> Stored data entries:
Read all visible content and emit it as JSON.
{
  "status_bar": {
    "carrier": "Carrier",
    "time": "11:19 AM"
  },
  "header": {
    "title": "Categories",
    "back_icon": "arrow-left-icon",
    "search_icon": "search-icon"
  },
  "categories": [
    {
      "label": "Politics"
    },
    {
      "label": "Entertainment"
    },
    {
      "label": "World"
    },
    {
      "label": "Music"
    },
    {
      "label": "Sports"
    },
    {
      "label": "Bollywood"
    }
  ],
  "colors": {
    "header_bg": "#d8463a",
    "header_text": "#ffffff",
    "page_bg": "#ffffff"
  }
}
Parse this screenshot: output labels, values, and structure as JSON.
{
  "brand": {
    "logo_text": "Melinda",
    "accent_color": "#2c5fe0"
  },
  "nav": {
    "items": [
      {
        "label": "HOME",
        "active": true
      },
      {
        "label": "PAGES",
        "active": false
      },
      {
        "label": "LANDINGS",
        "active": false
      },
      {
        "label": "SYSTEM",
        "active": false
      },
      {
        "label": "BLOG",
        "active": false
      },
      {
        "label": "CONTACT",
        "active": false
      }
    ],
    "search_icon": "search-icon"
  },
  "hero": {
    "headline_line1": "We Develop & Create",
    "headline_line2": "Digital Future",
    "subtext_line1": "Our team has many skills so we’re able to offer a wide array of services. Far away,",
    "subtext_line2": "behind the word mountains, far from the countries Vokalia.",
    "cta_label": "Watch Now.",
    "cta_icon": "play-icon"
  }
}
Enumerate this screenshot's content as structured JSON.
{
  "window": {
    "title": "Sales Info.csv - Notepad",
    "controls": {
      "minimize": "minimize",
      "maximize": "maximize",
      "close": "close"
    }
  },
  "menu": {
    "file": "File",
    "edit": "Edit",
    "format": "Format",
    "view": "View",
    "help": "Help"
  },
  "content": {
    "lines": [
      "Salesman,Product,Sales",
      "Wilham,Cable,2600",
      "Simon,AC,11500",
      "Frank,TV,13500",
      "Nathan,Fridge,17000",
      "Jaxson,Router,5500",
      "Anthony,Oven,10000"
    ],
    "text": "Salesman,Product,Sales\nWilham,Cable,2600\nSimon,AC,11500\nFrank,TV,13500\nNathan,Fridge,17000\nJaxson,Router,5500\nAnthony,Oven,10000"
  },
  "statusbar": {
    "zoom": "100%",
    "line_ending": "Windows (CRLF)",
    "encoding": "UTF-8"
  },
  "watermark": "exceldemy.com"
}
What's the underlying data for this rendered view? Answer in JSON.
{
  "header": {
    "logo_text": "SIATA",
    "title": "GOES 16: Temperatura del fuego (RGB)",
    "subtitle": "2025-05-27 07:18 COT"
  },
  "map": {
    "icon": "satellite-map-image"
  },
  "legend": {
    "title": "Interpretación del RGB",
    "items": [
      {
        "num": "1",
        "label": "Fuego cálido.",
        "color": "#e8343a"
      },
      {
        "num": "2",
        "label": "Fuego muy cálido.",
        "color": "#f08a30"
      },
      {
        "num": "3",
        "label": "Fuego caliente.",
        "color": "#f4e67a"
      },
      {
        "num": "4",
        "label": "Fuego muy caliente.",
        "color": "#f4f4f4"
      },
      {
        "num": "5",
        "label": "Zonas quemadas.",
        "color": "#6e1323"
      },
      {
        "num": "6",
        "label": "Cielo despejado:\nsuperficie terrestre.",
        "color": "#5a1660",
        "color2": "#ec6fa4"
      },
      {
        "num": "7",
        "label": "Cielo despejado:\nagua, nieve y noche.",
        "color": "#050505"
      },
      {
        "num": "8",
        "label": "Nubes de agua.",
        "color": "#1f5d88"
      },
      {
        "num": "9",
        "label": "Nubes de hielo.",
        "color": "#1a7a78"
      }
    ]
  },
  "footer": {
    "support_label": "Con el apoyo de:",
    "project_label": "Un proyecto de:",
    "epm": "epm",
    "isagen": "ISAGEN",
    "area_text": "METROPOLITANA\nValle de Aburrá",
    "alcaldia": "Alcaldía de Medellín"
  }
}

> Stated goal:
The word "Fridge" appears in how many lines of the records? Give the number only.

> Task solution:
2